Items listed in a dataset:
================================

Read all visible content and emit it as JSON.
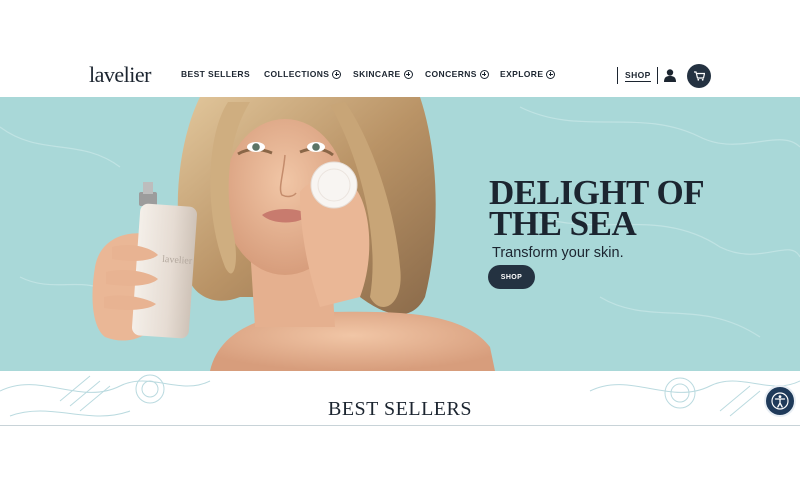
{
  "brand": {
    "logo_text": "lavelier"
  },
  "nav": {
    "items": [
      {
        "label": "BEST SELLERS",
        "has_plus": false
      },
      {
        "label": "COLLECTIONS",
        "has_plus": true
      },
      {
        "label": "SKINCARE",
        "has_plus": true
      },
      {
        "label": "CONCERNS",
        "has_plus": true
      },
      {
        "label": "EXPLORE",
        "has_plus": true
      }
    ],
    "shop_label": "SHOP",
    "user_icon": "user-icon",
    "cart_icon": "cart-icon"
  },
  "hero": {
    "title": "DELIGHT OF\nTHE SEA",
    "subtitle": "Transform your skin.",
    "button_label": "SHOP",
    "product_label": "lavelier",
    "colors": {
      "background": "#a9d8d8",
      "button": "#243241"
    }
  },
  "section": {
    "title": "BEST SELLERS"
  },
  "accessibility": {
    "icon": "accessibility-icon"
  }
}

================================

Write out the records above once more, word for word, with no pictures.

## Completed exercise
Read all visible content and emit it as JSON.
{
  "brand": {
    "logo_text": "lavelier"
  },
  "nav": {
    "items": [
      {
        "label": "BEST SELLERS",
        "has_plus": false
      },
      {
        "label": "COLLECTIONS",
        "has_plus": true
      },
      {
        "label": "SKINCARE",
        "has_plus": true
      },
      {
        "label": "CONCERNS",
        "has_plus": true
      },
      {
        "label": "EXPLORE",
        "has_plus": true
      }
    ],
    "shop_label": "SHOP",
    "user_icon": "user-icon",
    "cart_icon": "cart-icon"
  },
  "hero": {
    "title": "DELIGHT OF\nTHE SEA",
    "subtitle": "Transform your skin.",
    "button_label": "SHOP",
    "product_label": "lavelier",
    "colors": {
      "background": "#a9d8d8",
      "button": "#243241"
    }
  },
  "section": {
    "title": "BEST SELLERS"
  },
  "accessibility": {
    "icon": "accessibility-icon"
  }
}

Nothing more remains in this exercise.